Print only the line with "Convert this document image to plain text." and the lines after it, ending with the last line of the material, each exactly as it stands.

★ ★ ★ ★ ★

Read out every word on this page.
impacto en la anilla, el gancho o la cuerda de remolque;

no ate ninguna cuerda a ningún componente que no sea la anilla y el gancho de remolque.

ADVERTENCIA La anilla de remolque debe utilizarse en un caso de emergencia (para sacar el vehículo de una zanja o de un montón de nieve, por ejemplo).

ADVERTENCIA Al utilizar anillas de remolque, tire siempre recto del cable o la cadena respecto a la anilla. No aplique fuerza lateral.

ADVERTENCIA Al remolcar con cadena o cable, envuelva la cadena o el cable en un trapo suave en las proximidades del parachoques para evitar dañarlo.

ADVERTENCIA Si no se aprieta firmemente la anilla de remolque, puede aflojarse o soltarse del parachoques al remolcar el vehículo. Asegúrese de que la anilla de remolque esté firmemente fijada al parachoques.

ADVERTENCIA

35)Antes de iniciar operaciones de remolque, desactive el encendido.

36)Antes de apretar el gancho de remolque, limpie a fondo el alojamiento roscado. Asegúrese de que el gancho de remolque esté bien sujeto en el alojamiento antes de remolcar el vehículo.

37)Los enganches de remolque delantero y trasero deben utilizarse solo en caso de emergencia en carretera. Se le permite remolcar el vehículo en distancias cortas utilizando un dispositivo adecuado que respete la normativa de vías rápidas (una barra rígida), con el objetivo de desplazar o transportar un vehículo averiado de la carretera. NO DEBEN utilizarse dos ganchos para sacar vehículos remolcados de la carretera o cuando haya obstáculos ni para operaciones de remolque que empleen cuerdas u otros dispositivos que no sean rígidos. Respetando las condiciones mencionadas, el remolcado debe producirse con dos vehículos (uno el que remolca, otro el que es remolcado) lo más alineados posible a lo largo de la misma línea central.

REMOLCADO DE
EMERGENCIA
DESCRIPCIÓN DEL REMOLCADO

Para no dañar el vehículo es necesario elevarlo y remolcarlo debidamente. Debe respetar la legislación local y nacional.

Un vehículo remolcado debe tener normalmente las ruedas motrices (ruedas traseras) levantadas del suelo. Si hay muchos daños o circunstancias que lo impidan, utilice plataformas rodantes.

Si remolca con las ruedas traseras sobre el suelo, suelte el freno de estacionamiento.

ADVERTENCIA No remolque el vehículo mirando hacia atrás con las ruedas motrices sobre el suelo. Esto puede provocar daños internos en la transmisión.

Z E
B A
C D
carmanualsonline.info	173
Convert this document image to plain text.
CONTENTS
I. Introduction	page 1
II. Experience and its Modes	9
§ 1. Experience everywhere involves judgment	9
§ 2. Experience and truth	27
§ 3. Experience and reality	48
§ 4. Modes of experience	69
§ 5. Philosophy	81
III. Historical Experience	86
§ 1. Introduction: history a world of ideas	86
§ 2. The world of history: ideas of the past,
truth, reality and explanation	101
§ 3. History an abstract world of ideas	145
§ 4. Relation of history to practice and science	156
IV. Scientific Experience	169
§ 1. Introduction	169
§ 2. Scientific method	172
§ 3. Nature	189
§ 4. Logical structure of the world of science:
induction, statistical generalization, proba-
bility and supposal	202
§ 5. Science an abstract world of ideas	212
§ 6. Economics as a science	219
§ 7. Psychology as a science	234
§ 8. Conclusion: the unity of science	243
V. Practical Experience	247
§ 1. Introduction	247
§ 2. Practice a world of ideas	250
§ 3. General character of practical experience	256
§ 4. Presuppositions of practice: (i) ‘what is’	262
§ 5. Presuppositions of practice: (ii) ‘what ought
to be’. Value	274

★ ★ ★ ★ ★

* _Full answer_
Convert this document image to plain text.
CONTENTS
I. Introduction	page 1
II. Experience and its Modes	9
§ 1. Experience everywhere involves judgment	9
§ 2. Experience and truth	27
§ 3. Experience and reality	48
§ 4. Modes of experience	69
§ 5. Philosophy	81
III. Historical Experience	86
§ 1. Introduction: history a world of ideas	86
§ 2. The world of history: ideas of the past,
truth, reality and explanation	101
§ 3. History an abstract world of ideas	145
§ 4. Relation of history to practice and science	156
IV. Scientific Experience	169
§ 1. Introduction	169
§ 2. Scientific method	172
§ 3. Nature	189
§ 4. Logical structure of the world of science:
induction, statistical generalization, proba-
bility and supposal	202
§ 5. Science an abstract world of ideas	212
§ 6. Economics as a science	219
§ 7. Psychology as a science	234
§ 8. Conclusion: the unity of science	243
V. Practical Experience	247
§ 1. Introduction	247
§ 2. Practice a world of ideas	250
§ 3. General character of practical experience	256
§ 4. Presuppositions of practice: (i) ‘what is’	262
§ 5. Presuppositions of practice: (ii) ‘what ought
to be’. Value	274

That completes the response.